Task details ::
Output the full material exactly as it appears here.

## BEGIN Exercise input

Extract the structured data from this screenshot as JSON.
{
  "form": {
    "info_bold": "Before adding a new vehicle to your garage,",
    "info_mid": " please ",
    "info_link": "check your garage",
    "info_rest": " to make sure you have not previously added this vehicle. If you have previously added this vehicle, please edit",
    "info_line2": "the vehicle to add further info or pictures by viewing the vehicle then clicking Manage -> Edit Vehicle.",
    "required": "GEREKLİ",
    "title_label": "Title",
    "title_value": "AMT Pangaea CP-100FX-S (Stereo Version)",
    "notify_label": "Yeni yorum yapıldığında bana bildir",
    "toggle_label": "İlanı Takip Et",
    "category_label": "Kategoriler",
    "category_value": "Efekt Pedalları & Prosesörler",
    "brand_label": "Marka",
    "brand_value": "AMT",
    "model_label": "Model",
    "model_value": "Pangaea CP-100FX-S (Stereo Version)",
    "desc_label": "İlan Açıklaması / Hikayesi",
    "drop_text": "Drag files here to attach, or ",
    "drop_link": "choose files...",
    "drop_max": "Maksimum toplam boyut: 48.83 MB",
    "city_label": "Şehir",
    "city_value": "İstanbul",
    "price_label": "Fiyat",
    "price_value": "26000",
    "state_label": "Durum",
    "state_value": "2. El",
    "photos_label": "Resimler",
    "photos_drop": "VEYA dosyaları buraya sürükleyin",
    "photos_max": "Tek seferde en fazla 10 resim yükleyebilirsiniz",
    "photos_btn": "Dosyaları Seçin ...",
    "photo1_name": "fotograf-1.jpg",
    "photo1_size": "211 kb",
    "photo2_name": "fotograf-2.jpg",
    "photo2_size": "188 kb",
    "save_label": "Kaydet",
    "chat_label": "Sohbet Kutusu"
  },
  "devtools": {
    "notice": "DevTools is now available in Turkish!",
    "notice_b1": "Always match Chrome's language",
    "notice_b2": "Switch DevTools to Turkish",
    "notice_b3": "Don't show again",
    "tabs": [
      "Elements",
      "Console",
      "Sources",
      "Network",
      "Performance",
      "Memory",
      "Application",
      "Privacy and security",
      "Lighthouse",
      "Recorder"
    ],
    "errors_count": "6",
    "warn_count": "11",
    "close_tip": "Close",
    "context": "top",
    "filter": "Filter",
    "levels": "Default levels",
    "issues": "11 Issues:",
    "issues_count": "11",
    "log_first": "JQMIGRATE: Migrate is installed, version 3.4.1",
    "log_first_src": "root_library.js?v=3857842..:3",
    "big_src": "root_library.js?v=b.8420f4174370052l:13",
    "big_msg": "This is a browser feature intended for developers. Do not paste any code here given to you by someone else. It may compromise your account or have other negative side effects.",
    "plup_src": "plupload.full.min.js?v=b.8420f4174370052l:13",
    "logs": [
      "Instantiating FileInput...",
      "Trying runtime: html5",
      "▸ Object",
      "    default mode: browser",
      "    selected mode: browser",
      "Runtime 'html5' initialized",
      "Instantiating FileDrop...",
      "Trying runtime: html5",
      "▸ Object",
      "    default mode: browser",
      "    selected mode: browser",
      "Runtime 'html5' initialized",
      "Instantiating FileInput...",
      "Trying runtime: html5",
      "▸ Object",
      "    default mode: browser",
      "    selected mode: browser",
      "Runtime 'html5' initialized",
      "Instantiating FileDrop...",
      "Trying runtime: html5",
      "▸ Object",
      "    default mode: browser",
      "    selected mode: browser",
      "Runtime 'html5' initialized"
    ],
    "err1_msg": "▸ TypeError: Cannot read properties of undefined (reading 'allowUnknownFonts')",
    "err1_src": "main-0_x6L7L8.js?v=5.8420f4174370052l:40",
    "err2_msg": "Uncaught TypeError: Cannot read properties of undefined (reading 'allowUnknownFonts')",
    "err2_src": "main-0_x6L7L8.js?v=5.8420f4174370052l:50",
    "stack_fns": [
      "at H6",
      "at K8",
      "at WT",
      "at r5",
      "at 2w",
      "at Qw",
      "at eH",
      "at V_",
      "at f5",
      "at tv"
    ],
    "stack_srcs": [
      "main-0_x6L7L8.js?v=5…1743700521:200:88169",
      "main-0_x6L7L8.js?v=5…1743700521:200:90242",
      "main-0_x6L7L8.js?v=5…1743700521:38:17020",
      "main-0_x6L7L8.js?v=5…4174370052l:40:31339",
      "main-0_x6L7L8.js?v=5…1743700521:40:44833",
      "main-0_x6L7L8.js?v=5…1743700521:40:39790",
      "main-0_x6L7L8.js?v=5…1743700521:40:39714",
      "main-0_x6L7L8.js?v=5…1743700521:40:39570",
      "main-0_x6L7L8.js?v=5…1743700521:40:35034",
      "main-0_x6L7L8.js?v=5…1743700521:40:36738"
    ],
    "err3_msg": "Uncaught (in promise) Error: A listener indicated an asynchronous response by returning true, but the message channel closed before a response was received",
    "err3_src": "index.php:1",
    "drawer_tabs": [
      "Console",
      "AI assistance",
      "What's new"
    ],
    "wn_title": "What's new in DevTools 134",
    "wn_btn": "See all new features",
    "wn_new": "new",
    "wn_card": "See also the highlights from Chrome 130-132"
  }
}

## END Exercise input

Final result ::
Extract the structured data from this screenshot as JSON.
{
  "form": {
    "info_bold": "Before adding a new vehicle to your garage,",
    "info_mid": " please ",
    "info_link": "check your garage",
    "info_rest": " to make sure you have not previously added this vehicle. If you have previously added this vehicle, please edit",
    "info_line2": "the vehicle to add further info or pictures by viewing the vehicle then clicking Manage -> Edit Vehicle.",
    "required": "GEREKLİ",
    "title_label": "Title",
    "title_value": "AMT Pangaea CP-100FX-S (Stereo Version)",
    "notify_label": "Yeni yorum yapıldığında bana bildir",
    "toggle_label": "İlanı Takip Et",
    "category_label": "Kategoriler",
    "category_value": "Efekt Pedalları & Prosesörler",
    "brand_label": "Marka",
    "brand_value": "AMT",
    "model_label": "Model",
    "model_value": "Pangaea CP-100FX-S (Stereo Version)",
    "desc_label": "İlan Açıklaması / Hikayesi",
    "drop_text": "Drag files here to attach, or ",
    "drop_link": "choose files...",
    "drop_max": "Maksimum toplam boyut: 48.83 MB",
    "city_label": "Şehir",
    "city_value": "İstanbul",
    "price_label": "Fiyat",
    "price_value": "26000",
    "state_label": "Durum",
    "state_value": "2. El",
    "photos_label": "Resimler",
    "photos_drop": "VEYA dosyaları buraya sürükleyin",
    "photos_max": "Tek seferde en fazla 10 resim yükleyebilirsiniz",
    "photos_btn": "Dosyaları Seçin ...",
    "photo1_name": "fotograf-1.jpg",
    "photo1_size": "211 kb",
    "photo2_name": "fotograf-2.jpg",
    "photo2_size": "188 kb",
    "save_label": "Kaydet",
    "chat_label": "Sohbet Kutusu"
  },
  "devtools": {
    "notice": "DevTools is now available in Turkish!",
    "notice_b1": "Always match Chrome's language",
    "notice_b2": "Switch DevTools to Turkish",
    "notice_b3": "Don't show again",
    "tabs": [
      "Elements",
      "Console",
      "Sources",
      "Network",
      "Performance",
      "Memory",
      "Application",
      "Privacy and security",
      "Lighthouse",
      "Recorder"
    ],
    "errors_count": "6",
    "warn_count": "11",
    "close_tip": "Close",
    "context": "top",
    "filter": "Filter",
    "levels": "Default levels",
    "issues": "11 Issues:",
    "issues_count": "11",
    "log_first": "JQMIGRATE: Migrate is installed, version 3.4.1",
    "log_first_src": "root_library.js?v=3857842..:3",
    "big_src": "root_library.js?v=b.8420f4174370052l:13",
    "big_msg": "This is a browser feature intended for developers. Do not paste any code here given to you by someone else. It may compromise your account or have other negative side effects.",
    "plup_src": "plupload.full.min.js?v=b.8420f4174370052l:13",
    "logs": [
      "Instantiating FileInput...",
      "Trying runtime: html5",
      "▸ Object",
      "    default mode: browser",
      "    selected mode: browser",
      "Runtime 'html5' initialized",
      "Instantiating FileDrop...",
      "Trying runtime: html5",
      "▸ Object",
      "    default mode: browser",
      "    selected mode: browser",
      "Runtime 'html5' initialized",
      "Instantiating FileInput...",
      "Trying runtime: html5",
      "▸ Object",
      "    default mode: browser",
      "    selected mode: browser",
      "Runtime 'html5' initialized",
      "Instantiating FileDrop...",
      "Trying runtime: html5",
      "▸ Object",
      "    default mode: browser",
      "    selected mode: browser",
      "Runtime 'html5' initialized"
    ],
    "err1_msg": "▸ TypeError: Cannot read properties of undefined (reading 'allowUnknownFonts')",
    "err1_src": "main-0_x6L7L8.js?v=5.8420f4174370052l:40",
    "err2_msg": "Uncaught TypeError: Cannot read properties of undefined (reading 'allowUnknownFonts')",
    "err2_src": "main-0_x6L7L8.js?v=5.8420f4174370052l:50",
    "stack_fns": [
      "at H6",
      "at K8",
      "at WT",
      "at r5",
      "at 2w",
      "at Qw",
      "at eH",
      "at V_",
      "at f5",
      "at tv"
    ],
    "stack_srcs": [
      "main-0_x6L7L8.js?v=5…1743700521:200:88169",
      "main-0_x6L7L8.js?v=5…1743700521:200:90242",
      "main-0_x6L7L8.js?v=5…1743700521:38:17020",
      "main-0_x6L7L8.js?v=5…4174370052l:40:31339",
      "main-0_x6L7L8.js?v=5…1743700521:40:44833",
      "main-0_x6L7L8.js?v=5…1743700521:40:39790",
      "main-0_x6L7L8.js?v=5…1743700521:40:39714",
      "main-0_x6L7L8.js?v=5…1743700521:40:39570",
      "main-0_x6L7L8.js?v=5…1743700521:40:35034",
      "main-0_x6L7L8.js?v=5…1743700521:40:36738"
    ],
    "err3_msg": "Uncaught (in promise) Error: A listener indicated an asynchronous response by returning true, but the message channel closed before a response was received",
    "err3_src": "index.php:1",
    "drawer_tabs": [
      "Console",
      "AI assistance",
      "What's new"
    ],
    "wn_title": "What's new in DevTools 134",
    "wn_btn": "See all new features",
    "wn_new": "new",
    "wn_card": "See also the highlights from Chrome 130-132"
  }
}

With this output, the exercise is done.